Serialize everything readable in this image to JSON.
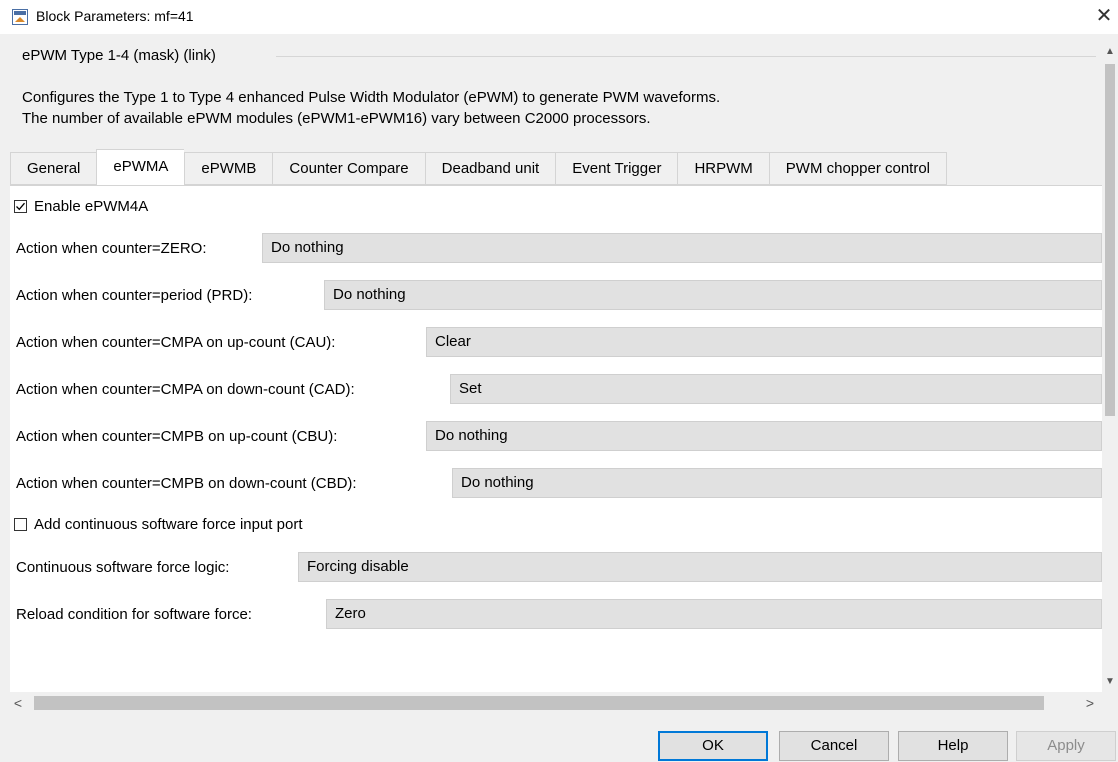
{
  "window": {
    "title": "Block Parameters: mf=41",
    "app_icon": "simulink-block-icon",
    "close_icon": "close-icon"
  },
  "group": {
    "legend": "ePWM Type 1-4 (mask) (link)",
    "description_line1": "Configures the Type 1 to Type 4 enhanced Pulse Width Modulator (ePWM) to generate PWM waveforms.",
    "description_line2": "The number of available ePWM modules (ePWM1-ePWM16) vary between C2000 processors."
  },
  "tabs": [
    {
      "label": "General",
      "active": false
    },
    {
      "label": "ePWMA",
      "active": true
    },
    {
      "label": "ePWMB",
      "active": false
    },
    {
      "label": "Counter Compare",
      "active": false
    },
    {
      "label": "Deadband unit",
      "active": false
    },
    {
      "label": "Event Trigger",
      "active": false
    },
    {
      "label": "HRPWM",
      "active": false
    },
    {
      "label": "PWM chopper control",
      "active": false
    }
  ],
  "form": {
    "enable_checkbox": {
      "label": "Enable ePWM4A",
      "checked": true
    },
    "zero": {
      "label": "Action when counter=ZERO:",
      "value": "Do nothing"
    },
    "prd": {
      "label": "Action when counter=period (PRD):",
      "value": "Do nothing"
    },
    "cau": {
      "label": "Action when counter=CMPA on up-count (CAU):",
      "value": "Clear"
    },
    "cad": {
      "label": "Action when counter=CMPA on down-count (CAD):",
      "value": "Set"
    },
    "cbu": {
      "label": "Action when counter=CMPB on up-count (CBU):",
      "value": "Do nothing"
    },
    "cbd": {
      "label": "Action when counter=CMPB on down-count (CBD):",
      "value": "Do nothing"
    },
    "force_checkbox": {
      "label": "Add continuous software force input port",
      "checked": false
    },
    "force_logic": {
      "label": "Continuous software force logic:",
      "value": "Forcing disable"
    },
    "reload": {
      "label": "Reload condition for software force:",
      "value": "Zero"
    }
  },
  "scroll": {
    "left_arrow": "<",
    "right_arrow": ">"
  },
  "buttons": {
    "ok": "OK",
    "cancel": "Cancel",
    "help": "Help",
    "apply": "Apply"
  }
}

Given task:
From the entries above, output every line exactly and omit any image.

Result:
Serialize everything readable in this image to JSON.
{
  "window": {
    "title": "Block Parameters: mf=41",
    "app_icon": "simulink-block-icon",
    "close_icon": "close-icon"
  },
  "group": {
    "legend": "ePWM Type 1-4 (mask) (link)",
    "description_line1": "Configures the Type 1 to Type 4 enhanced Pulse Width Modulator (ePWM) to generate PWM waveforms.",
    "description_line2": "The number of available ePWM modules (ePWM1-ePWM16) vary between C2000 processors."
  },
  "tabs": [
    {
      "label": "General",
      "active": false
    },
    {
      "label": "ePWMA",
      "active": true
    },
    {
      "label": "ePWMB",
      "active": false
    },
    {
      "label": "Counter Compare",
      "active": false
    },
    {
      "label": "Deadband unit",
      "active": false
    },
    {
      "label": "Event Trigger",
      "active": false
    },
    {
      "label": "HRPWM",
      "active": false
    },
    {
      "label": "PWM chopper control",
      "active": false
    }
  ],
  "form": {
    "enable_checkbox": {
      "label": "Enable ePWM4A",
      "checked": true
    },
    "zero": {
      "label": "Action when counter=ZERO:",
      "value": "Do nothing"
    },
    "prd": {
      "label": "Action when counter=period (PRD):",
      "value": "Do nothing"
    },
    "cau": {
      "label": "Action when counter=CMPA on up-count (CAU):",
      "value": "Clear"
    },
    "cad": {
      "label": "Action when counter=CMPA on down-count (CAD):",
      "value": "Set"
    },
    "cbu": {
      "label": "Action when counter=CMPB on up-count (CBU):",
      "value": "Do nothing"
    },
    "cbd": {
      "label": "Action when counter=CMPB on down-count (CBD):",
      "value": "Do nothing"
    },
    "force_checkbox": {
      "label": "Add continuous software force input port",
      "checked": false
    },
    "force_logic": {
      "label": "Continuous software force logic:",
      "value": "Forcing disable"
    },
    "reload": {
      "label": "Reload condition for software force:",
      "value": "Zero"
    }
  },
  "scroll": {
    "left_arrow": "<",
    "right_arrow": ">"
  },
  "buttons": {
    "ok": "OK",
    "cancel": "Cancel",
    "help": "Help",
    "apply": "Apply"
  }
}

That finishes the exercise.